Source records:
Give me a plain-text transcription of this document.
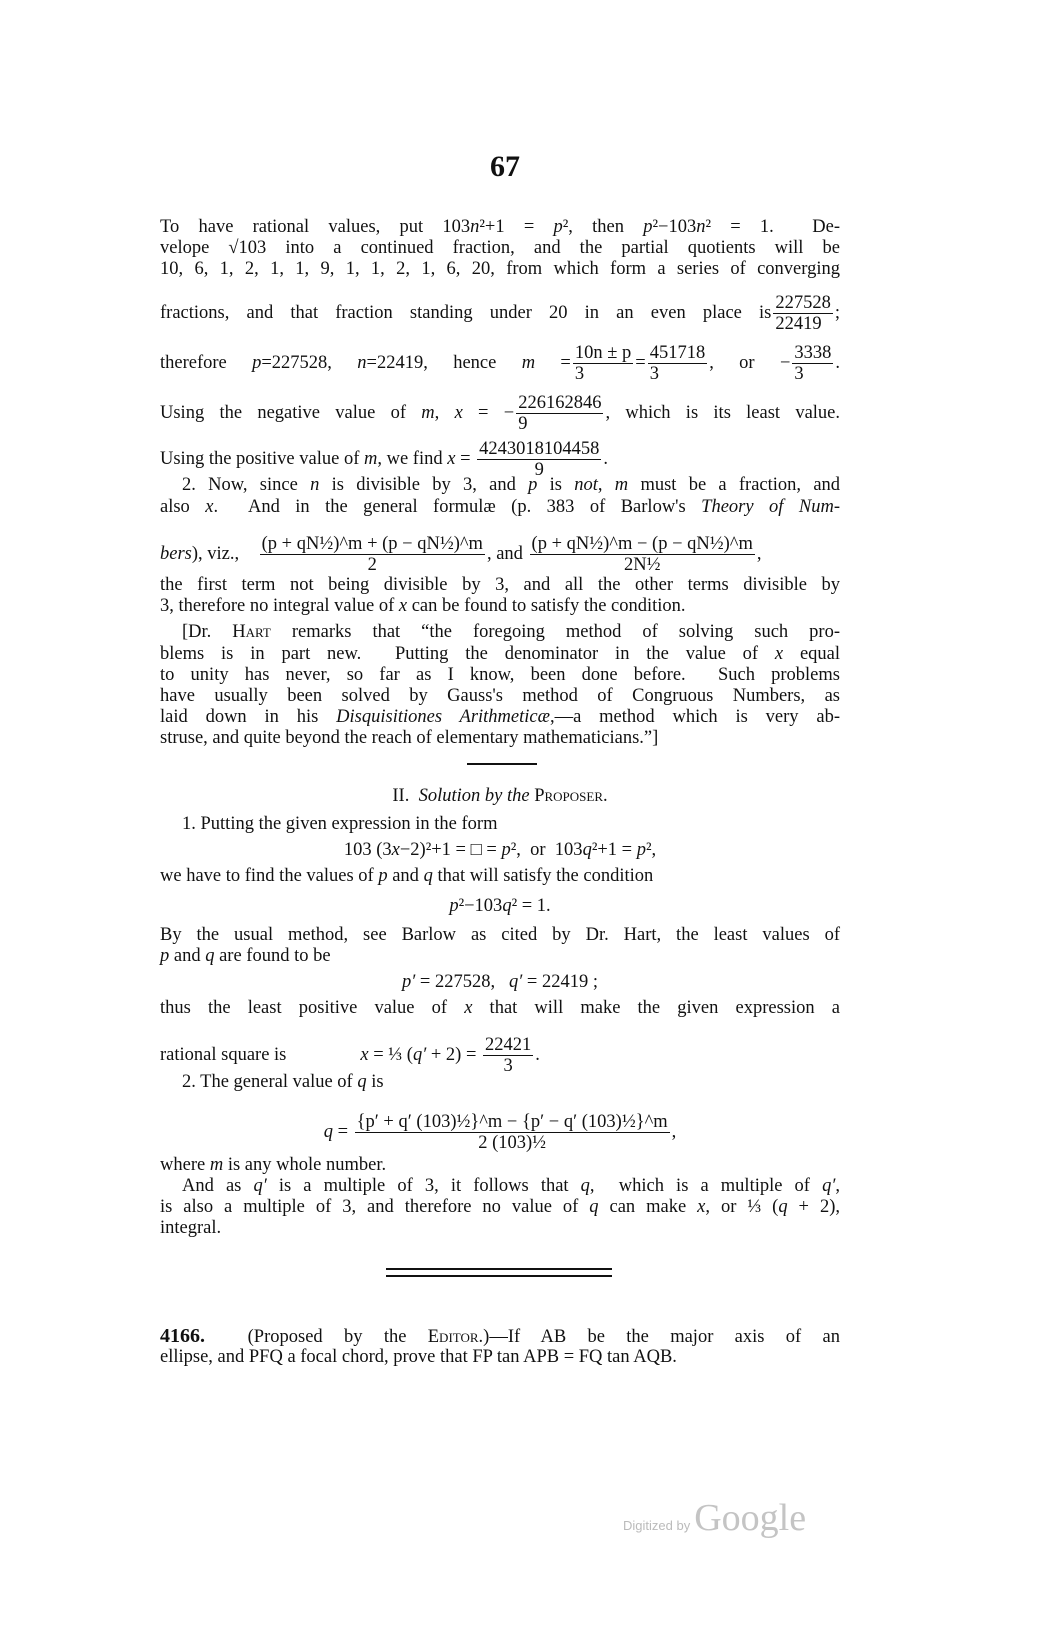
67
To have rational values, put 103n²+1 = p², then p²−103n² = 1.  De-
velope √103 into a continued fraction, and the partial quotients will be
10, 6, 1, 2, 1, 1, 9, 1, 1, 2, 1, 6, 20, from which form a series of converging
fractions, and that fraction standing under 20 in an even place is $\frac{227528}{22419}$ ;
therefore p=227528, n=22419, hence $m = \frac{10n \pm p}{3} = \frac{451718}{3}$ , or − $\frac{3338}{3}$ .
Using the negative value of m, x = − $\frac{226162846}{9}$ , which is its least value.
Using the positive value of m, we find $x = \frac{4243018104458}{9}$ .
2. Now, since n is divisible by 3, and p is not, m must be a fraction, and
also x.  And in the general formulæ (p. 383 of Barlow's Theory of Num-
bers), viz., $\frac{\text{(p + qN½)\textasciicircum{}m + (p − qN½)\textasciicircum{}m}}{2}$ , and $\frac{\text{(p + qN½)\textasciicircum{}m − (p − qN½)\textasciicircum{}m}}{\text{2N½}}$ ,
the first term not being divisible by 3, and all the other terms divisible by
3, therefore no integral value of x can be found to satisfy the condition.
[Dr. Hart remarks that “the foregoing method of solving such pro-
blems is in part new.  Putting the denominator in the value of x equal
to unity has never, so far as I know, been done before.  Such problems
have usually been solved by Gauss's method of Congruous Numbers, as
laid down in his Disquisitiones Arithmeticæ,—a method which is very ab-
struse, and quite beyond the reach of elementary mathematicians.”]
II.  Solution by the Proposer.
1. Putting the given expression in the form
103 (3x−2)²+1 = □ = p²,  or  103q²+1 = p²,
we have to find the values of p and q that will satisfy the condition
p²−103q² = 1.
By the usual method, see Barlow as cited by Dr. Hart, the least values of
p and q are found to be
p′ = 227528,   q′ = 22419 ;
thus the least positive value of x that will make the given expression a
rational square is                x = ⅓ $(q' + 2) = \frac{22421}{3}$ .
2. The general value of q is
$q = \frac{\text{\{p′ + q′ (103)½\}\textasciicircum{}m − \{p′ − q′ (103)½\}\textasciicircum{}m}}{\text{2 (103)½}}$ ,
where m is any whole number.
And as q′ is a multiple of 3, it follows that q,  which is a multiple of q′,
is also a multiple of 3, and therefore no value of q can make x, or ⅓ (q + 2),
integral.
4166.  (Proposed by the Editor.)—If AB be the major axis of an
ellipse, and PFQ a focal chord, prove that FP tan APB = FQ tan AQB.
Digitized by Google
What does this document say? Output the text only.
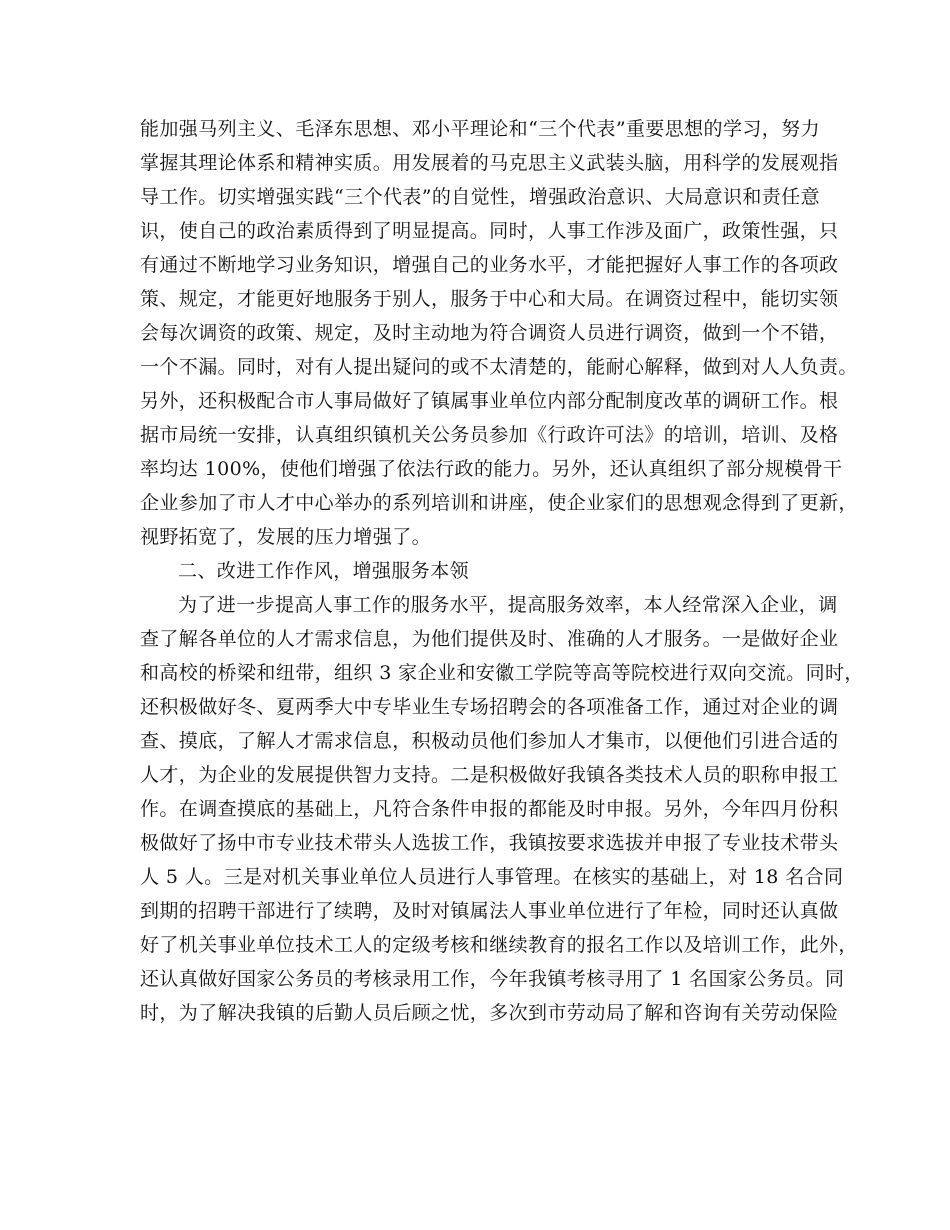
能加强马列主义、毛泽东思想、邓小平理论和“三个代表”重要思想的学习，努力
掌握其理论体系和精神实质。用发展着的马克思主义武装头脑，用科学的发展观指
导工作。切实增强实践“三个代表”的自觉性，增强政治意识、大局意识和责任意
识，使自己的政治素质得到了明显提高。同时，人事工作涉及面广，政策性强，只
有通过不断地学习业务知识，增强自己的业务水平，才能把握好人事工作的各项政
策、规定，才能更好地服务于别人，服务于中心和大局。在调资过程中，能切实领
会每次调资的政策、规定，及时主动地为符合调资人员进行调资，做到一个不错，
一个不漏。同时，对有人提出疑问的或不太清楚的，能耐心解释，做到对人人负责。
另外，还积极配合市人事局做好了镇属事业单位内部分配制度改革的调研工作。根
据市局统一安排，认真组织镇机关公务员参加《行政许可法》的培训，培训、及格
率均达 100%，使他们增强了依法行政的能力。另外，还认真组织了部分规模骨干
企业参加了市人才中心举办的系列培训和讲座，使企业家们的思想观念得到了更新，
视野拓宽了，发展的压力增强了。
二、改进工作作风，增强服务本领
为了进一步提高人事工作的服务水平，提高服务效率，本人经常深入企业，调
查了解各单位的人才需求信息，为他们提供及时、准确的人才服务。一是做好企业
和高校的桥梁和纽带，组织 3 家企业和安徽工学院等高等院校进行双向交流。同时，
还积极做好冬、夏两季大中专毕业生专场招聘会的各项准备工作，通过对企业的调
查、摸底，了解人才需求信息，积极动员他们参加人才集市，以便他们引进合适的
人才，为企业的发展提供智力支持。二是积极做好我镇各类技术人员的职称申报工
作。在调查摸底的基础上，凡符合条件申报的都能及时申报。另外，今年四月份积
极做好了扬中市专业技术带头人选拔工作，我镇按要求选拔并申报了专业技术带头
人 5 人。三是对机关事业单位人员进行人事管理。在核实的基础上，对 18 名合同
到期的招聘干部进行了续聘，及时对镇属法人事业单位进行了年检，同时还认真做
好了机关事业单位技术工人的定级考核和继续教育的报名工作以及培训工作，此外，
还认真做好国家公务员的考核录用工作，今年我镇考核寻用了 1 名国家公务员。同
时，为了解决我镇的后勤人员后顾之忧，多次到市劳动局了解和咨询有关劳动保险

What to produce: Reproduce every entry exactly, but omit each picture.

Finished answer:
Give me a plain-text transcription of this document.
67
To have rational values, put 103n²+1 = p², then p²−103n² = 1.  De-
velope √103 into a continued fraction, and the partial quotients will be
10, 6, 1, 2, 1, 1, 9, 1, 1, 2, 1, 6, 20, from which form a series of converging
fractions, and that fraction standing under 20 in an even place is $\frac{227528}{22419}$ ;
therefore p=227528, n=22419, hence $m = \frac{10n \pm p}{3} = \frac{451718}{3}$ , or − $\frac{3338}{3}$ .
Using the negative value of m, x = − $\frac{226162846}{9}$ , which is its least value.
Using the positive value of m, we find $x = \frac{4243018104458}{9}$ .
2. Now, since n is divisible by 3, and p is not, m must be a fraction, and
also x.  And in the general formulæ (p. 383 of Barlow's Theory of Num-
bers), viz., $\frac{\text{(p + qN½)\textasciicircum{}m + (p − qN½)\textasciicircum{}m}}{2}$ , and $\frac{\text{(p + qN½)\textasciicircum{}m − (p − qN½)\textasciicircum{}m}}{\text{2N½}}$ ,
the first term not being divisible by 3, and all the other terms divisible by
3, therefore no integral value of x can be found to satisfy the condition.
[Dr. Hart remarks that “the foregoing method of solving such pro-
blems is in part new.  Putting the denominator in the value of x equal
to unity has never, so far as I know, been done before.  Such problems
have usually been solved by Gauss's method of Congruous Numbers, as
laid down in his Disquisitiones Arithmeticæ,—a method which is very ab-
struse, and quite beyond the reach of elementary mathematicians.”]
II.  Solution by the Proposer.
1. Putting the given expression in the form
103 (3x−2)²+1 = □ = p²,  or  103q²+1 = p²,
we have to find the values of p and q that will satisfy the condition
p²−103q² = 1.
By the usual method, see Barlow as cited by Dr. Hart, the least values of
p and q are found to be
p′ = 227528,   q′ = 22419 ;
thus the least positive value of x that will make the given expression a
rational square is                x = ⅓ $(q' + 2) = \frac{22421}{3}$ .
2. The general value of q is
$q = \frac{\text{\{p′ + q′ (103)½\}\textasciicircum{}m − \{p′ − q′ (103)½\}\textasciicircum{}m}}{\text{2 (103)½}}$ ,
where m is any whole number.
And as q′ is a multiple of 3, it follows that q,  which is a multiple of q′,
is also a multiple of 3, and therefore no value of q can make x, or ⅓ (q + 2),
integral.
4166.  (Proposed by the Editor.)—If AB be the major axis of an
ellipse, and PFQ a focal chord, prove that FP tan APB = FQ tan AQB.
Digitized by Google
What does this document say? Output the text only.
能加强马列主义、毛泽东思想、邓小平理论和“三个代表”重要思想的学习，努力
掌握其理论体系和精神实质。用发展着的马克思主义武装头脑，用科学的发展观指
导工作。切实增强实践“三个代表”的自觉性，增强政治意识、大局意识和责任意
识，使自己的政治素质得到了明显提高。同时，人事工作涉及面广，政策性强，只
有通过不断地学习业务知识，增强自己的业务水平，才能把握好人事工作的各项政
策、规定，才能更好地服务于别人，服务于中心和大局。在调资过程中，能切实领
会每次调资的政策、规定，及时主动地为符合调资人员进行调资，做到一个不错，
一个不漏。同时，对有人提出疑问的或不太清楚的，能耐心解释，做到对人人负责。
另外，还积极配合市人事局做好了镇属事业单位内部分配制度改革的调研工作。根
据市局统一安排，认真组织镇机关公务员参加《行政许可法》的培训，培训、及格
率均达 100%，使他们增强了依法行政的能力。另外，还认真组织了部分规模骨干
企业参加了市人才中心举办的系列培训和讲座，使企业家们的思想观念得到了更新，
视野拓宽了，发展的压力增强了。
二、改进工作作风，增强服务本领
为了进一步提高人事工作的服务水平，提高服务效率，本人经常深入企业，调
查了解各单位的人才需求信息，为他们提供及时、准确的人才服务。一是做好企业
和高校的桥梁和纽带，组织 3 家企业和安徽工学院等高等院校进行双向交流。同时，
还积极做好冬、夏两季大中专毕业生专场招聘会的各项准备工作，通过对企业的调
查、摸底，了解人才需求信息，积极动员他们参加人才集市，以便他们引进合适的
人才，为企业的发展提供智力支持。二是积极做好我镇各类技术人员的职称申报工
作。在调查摸底的基础上，凡符合条件申报的都能及时申报。另外，今年四月份积
极做好了扬中市专业技术带头人选拔工作，我镇按要求选拔并申报了专业技术带头
人 5 人。三是对机关事业单位人员进行人事管理。在核实的基础上，对 18 名合同
到期的招聘干部进行了续聘，及时对镇属法人事业单位进行了年检，同时还认真做
好了机关事业单位技术工人的定级考核和继续教育的报名工作以及培训工作，此外，
还认真做好国家公务员的考核录用工作，今年我镇考核寻用了 1 名国家公务员。同
时，为了解决我镇的后勤人员后顾之忧，多次到市劳动局了解和咨询有关劳动保险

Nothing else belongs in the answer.